▶ [Given passage]
◇ ◇ ◇ ◇

(See endnotes 11, 12 for more details)
An earthquake occurs when two sides of a fault slip suddenly against each other and produce vibrations. A fault is a fracture in the rock or the crust of the Earth where the two sides are displaced against each other in a minor or major way. The slippage causes a shaking or vibration because of a sudden release of stored elastic energy from within the Earth and seismic waves (waves of energy) may be produced. Seismic shaking is not uniform. As the waves approach the ground surface and potentially travel through areas of loose soil, the amplitude of the waves will increase producing larger waves that may be far more damaging to structures than the original waves. Other earthquake hazards include ground failure and/or rupturing of the fault resulting in the creation of cracks, settlement of the soil, vertical shifting of the ground after large earthquakes, soil liquefaction, where the soil, in an area of sand and silt as well landfill areas, takes on the characteristics of a liquid during the shaking of an earthquake and flows like a liquid; this can cause enormous damage to any structures that are within this area. Aftershocks, which may occur for periods of time after the initial major shock, can be extremely damaging to structures and can cause additional injuries and deaths. (See endnotes 6, 8, 10.) Thousands of faults are currently present in California, the United States, and the rest of the world. There are thousands of earthquakes each year throughout the world.

◇ ◇ ◇ ◇

▶ [Material provided]
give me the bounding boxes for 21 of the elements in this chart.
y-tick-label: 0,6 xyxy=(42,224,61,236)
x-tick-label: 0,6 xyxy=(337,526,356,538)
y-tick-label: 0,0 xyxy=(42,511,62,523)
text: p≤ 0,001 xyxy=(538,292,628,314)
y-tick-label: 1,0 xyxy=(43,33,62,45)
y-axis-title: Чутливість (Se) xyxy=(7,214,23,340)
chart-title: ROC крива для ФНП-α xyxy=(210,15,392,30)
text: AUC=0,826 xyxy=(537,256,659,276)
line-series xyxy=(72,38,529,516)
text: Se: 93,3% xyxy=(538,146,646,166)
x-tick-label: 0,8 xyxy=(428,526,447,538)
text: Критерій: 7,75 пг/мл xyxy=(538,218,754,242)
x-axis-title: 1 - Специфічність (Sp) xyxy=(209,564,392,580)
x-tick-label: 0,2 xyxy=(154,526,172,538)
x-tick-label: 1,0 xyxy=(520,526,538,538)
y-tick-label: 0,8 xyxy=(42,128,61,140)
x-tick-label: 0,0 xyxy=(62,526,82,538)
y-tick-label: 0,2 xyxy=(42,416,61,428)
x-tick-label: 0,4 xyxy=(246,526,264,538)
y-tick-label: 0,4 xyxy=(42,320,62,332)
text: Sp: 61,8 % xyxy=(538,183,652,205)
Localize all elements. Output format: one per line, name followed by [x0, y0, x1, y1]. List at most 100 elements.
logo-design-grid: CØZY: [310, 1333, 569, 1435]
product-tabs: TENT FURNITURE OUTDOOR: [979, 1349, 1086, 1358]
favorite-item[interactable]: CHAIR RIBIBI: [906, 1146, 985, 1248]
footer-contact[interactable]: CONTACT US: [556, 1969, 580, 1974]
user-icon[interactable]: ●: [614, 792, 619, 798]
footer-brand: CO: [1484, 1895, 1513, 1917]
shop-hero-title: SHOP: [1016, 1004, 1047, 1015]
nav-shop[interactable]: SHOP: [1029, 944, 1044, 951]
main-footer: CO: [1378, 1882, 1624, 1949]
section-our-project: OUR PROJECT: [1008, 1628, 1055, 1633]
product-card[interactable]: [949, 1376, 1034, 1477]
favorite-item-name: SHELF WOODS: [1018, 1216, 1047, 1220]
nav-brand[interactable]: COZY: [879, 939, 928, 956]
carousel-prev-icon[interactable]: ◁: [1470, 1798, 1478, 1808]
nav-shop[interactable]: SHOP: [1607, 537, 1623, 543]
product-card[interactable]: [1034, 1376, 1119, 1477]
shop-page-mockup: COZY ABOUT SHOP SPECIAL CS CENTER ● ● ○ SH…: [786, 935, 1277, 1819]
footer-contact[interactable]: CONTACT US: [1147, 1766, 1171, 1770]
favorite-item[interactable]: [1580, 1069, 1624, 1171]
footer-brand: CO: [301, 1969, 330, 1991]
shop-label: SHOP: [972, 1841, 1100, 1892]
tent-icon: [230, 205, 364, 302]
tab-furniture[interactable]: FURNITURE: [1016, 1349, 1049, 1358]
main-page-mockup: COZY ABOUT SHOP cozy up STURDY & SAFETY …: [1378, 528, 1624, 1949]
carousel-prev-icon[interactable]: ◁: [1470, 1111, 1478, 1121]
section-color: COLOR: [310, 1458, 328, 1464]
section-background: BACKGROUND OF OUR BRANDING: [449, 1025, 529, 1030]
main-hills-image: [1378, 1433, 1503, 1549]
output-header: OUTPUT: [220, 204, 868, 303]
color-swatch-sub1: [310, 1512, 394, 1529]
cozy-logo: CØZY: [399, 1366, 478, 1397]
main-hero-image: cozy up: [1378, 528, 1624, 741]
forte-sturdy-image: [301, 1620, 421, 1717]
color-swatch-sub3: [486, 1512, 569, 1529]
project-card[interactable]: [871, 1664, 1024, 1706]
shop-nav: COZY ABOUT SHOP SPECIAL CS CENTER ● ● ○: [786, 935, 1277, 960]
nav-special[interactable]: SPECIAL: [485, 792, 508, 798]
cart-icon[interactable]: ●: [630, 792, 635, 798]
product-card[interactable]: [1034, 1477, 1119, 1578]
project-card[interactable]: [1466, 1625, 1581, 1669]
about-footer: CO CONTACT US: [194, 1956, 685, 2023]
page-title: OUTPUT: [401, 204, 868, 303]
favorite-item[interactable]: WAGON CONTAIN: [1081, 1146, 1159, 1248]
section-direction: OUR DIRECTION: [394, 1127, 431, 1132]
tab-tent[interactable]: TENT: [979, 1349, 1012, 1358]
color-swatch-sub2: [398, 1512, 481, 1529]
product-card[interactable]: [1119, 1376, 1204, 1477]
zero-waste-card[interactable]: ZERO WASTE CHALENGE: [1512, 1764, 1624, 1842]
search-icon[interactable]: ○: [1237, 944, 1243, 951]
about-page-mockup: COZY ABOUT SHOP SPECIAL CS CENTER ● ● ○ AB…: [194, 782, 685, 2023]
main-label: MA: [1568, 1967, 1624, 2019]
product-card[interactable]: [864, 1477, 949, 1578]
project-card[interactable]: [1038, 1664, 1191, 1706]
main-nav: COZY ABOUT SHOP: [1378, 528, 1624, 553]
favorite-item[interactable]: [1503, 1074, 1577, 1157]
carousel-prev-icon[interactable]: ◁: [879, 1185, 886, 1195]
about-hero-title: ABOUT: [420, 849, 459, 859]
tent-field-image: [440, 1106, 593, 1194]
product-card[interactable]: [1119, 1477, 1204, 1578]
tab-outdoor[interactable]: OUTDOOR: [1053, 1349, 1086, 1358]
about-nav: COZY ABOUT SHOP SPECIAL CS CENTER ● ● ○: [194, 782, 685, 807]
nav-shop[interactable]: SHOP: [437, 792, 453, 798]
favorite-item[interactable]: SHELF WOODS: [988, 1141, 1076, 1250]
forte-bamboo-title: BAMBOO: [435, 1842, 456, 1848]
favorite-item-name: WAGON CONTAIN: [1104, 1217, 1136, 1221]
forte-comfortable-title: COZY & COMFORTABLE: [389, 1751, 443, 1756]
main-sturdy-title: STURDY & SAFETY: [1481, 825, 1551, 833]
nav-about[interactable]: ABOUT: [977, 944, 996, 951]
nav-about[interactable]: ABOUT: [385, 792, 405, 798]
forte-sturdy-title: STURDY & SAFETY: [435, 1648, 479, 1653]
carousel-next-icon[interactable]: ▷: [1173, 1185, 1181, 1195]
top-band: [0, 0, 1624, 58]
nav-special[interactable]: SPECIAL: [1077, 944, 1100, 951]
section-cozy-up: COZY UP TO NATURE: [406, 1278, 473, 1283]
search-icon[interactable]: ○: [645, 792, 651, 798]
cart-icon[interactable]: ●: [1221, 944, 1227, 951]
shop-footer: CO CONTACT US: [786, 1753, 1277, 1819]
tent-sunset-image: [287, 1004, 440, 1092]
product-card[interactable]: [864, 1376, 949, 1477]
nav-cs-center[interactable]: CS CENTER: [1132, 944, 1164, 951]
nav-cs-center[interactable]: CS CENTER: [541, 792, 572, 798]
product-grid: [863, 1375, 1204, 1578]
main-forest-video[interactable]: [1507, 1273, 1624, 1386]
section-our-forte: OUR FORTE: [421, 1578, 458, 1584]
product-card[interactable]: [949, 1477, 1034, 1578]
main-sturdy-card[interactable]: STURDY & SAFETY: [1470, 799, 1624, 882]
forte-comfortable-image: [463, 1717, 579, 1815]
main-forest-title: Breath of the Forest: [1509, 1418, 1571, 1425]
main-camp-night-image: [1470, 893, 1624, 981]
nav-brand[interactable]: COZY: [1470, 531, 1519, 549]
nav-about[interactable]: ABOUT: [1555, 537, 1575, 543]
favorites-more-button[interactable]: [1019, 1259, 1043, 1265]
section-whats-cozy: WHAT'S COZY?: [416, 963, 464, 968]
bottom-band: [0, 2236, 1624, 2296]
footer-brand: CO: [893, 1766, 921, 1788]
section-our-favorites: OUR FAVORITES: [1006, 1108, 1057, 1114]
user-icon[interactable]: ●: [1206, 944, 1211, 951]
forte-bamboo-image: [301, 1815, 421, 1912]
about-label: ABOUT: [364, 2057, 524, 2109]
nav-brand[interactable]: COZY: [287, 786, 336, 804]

◇ ◇ ◇ ◇

▶ [What you are asked to do] Pick up the passage on earthquakes and fault slippage above after its last sentence and keep writing it.

▶ [Answer to the problem]
The amount and severity of structural hazards caused by earthquakes are typically determined by: the amount of energy released and the intensity of the energy at a given place; the distance from the epicenter to the structure; the design of the structure; the condition and type of surface material at the site of the damage; the nature and condition of the various structures; and the quality and quantity of any earthquake resistant provisions. The epicenter is on the surface of the Earth directly above the hypocenter of an earthquake, the location where the eruptions within the Earth start.
Damage can typically occur to: buildings of all types from single homes to large factories, schools, and hospitals; ports and harbors; highways; railways; bridges; dams; electric transmission systems; power plants; water treatment systems and supply lines; wastewater treatment systems and supply lines; natural gas and oil systems and supply lines; communication systems; etc. Landslides and fires may occur. Structural damage of any type, collapsing walls and falling interior ceilings, pipes and light fixtures can cause serious injury and loss of life, as well as loss of critical facilities. Roadways and other means of transportation may be severely damaged and impede rescue efforts.
The seismic waves, which are the vibrations coming from the earthquake and cause the damage, are recorded by seismographs, which help determine the time, locations, and magnitude of the event. Different scales may be used in determining the nature and size of the earthquake.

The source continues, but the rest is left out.